## Required task
Show each line that has the string "Europe" in it.

═══ Data lines

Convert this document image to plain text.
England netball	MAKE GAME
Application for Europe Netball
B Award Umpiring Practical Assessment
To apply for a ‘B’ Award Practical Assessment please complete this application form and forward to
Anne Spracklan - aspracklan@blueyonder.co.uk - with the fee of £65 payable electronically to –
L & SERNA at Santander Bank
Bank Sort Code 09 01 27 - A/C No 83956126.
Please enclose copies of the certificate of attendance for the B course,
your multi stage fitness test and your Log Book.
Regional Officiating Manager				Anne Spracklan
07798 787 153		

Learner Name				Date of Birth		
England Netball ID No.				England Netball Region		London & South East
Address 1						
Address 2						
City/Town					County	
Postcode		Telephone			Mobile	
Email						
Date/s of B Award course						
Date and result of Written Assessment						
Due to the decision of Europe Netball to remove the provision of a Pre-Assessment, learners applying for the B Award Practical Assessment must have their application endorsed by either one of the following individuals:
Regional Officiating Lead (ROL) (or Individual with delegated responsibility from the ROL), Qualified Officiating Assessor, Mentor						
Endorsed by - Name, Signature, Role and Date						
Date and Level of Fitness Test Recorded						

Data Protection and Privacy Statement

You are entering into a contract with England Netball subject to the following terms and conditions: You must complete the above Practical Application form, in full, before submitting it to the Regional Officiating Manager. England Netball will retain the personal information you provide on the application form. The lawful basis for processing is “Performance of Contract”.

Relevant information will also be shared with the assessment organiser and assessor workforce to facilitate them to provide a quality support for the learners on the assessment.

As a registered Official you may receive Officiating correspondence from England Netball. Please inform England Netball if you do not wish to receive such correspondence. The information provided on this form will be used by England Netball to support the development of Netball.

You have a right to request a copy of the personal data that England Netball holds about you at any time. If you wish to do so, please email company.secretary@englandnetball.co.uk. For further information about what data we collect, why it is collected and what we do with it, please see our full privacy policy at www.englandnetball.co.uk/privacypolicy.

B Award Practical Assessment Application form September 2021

══════

## Exercise output
Application for Europe Netball
Due to the decision of Europe Netball to remove the provision of a Pre-Assessment, learners applying for the B Award Practical Assessment must have their application endorsed by either one of the following individuals:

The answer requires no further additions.